YOUR GOAL - Can you return, unchanged, the lines of the listing below, starting at its first line and ending at the line that contains "x-tick-label-18: JAN <box>537", with both of those lines included?
START MATERIAL PROVIDED
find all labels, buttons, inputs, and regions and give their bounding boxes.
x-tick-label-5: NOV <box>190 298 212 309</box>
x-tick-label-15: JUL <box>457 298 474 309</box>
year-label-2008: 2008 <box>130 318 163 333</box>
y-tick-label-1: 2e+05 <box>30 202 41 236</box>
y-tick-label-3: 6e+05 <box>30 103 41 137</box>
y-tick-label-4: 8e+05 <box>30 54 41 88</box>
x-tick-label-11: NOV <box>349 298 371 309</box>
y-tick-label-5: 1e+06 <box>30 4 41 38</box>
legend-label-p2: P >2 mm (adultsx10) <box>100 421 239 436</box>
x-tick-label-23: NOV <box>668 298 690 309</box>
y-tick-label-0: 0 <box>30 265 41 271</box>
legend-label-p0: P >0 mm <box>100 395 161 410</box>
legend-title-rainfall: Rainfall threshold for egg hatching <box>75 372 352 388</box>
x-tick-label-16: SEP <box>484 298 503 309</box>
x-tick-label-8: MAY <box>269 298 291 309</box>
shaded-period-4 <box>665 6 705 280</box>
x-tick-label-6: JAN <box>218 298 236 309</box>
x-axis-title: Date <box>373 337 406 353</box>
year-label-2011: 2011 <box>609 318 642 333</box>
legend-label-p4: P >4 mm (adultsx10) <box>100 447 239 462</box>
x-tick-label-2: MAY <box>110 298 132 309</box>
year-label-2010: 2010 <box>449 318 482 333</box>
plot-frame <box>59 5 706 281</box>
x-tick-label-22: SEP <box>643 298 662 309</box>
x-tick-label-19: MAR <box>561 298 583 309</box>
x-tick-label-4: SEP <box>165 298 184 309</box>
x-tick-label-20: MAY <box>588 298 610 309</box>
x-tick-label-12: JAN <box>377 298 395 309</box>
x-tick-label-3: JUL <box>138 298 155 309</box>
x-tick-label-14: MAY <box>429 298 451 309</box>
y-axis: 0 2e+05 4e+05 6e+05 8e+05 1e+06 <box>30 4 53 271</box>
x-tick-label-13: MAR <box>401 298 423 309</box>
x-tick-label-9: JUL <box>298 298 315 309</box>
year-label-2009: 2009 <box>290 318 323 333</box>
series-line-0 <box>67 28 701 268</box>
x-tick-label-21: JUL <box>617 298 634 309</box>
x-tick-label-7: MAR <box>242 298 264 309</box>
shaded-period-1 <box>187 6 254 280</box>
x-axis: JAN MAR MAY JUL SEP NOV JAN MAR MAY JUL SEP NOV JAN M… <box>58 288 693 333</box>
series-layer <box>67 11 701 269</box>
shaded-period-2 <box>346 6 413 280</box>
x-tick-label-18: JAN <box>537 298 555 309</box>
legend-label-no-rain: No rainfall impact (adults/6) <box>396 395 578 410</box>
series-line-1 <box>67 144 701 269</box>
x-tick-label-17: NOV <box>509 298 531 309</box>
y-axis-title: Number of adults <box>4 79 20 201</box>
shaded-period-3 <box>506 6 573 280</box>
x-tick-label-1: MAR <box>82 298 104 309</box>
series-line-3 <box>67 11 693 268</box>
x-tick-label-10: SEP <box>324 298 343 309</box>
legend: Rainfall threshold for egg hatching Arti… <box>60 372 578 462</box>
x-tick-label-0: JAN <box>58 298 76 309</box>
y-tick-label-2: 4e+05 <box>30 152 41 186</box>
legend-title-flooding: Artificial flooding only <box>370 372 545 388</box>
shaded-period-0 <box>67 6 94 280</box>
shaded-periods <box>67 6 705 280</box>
END MATERIAL PROVIDED
THE ANSWER -
find all labels, buttons, inputs, and regions and give their bounding boxes.
x-tick-label-5: NOV <box>190 298 212 309</box>
x-tick-label-15: JUL <box>457 298 474 309</box>
year-label-2008: 2008 <box>130 318 163 333</box>
y-tick-label-1: 2e+05 <box>30 202 41 236</box>
y-tick-label-3: 6e+05 <box>30 103 41 137</box>
y-tick-label-4: 8e+05 <box>30 54 41 88</box>
x-tick-label-11: NOV <box>349 298 371 309</box>
y-tick-label-5: 1e+06 <box>30 4 41 38</box>
legend-label-p2: P >2 mm (adultsx10) <box>100 421 239 436</box>
x-tick-label-23: NOV <box>668 298 690 309</box>
y-tick-label-0: 0 <box>30 265 41 271</box>
legend-label-p0: P >0 mm <box>100 395 161 410</box>
legend-title-rainfall: Rainfall threshold for egg hatching <box>75 372 352 388</box>
x-tick-label-16: SEP <box>484 298 503 309</box>
x-tick-label-8: MAY <box>269 298 291 309</box>
shaded-period-4 <box>665 6 705 280</box>
x-tick-label-6: JAN <box>218 298 236 309</box>
x-axis-title: Date <box>373 337 406 353</box>
year-label-2011: 2011 <box>609 318 642 333</box>
legend-label-p4: P >4 mm (adultsx10) <box>100 447 239 462</box>
x-tick-label-2: MAY <box>110 298 132 309</box>
year-label-2010: 2010 <box>449 318 482 333</box>
plot-frame <box>59 5 706 281</box>
x-tick-label-22: SEP <box>643 298 662 309</box>
x-tick-label-19: MAR <box>561 298 583 309</box>
x-tick-label-4: SEP <box>165 298 184 309</box>
x-tick-label-20: MAY <box>588 298 610 309</box>
x-tick-label-12: JAN <box>377 298 395 309</box>
x-tick-label-3: JUL <box>138 298 155 309</box>
x-tick-label-14: MAY <box>429 298 451 309</box>
y-axis: 0 2e+05 4e+05 6e+05 8e+05 1e+06 <box>30 4 53 271</box>
x-tick-label-13: MAR <box>401 298 423 309</box>
x-tick-label-9: JUL <box>298 298 315 309</box>
year-label-2009: 2009 <box>290 318 323 333</box>
series-line-0 <box>67 28 701 268</box>
x-tick-label-21: JUL <box>617 298 634 309</box>
x-tick-label-7: MAR <box>242 298 264 309</box>
shaded-period-1 <box>187 6 254 280</box>
x-axis: JAN MAR MAY JUL SEP NOV JAN MAR MAY JUL SEP NOV JAN M… <box>58 288 693 333</box>
series-layer <box>67 11 701 269</box>
shaded-period-2 <box>346 6 413 280</box>
x-tick-label-18: JAN <box>537 298 555 309</box>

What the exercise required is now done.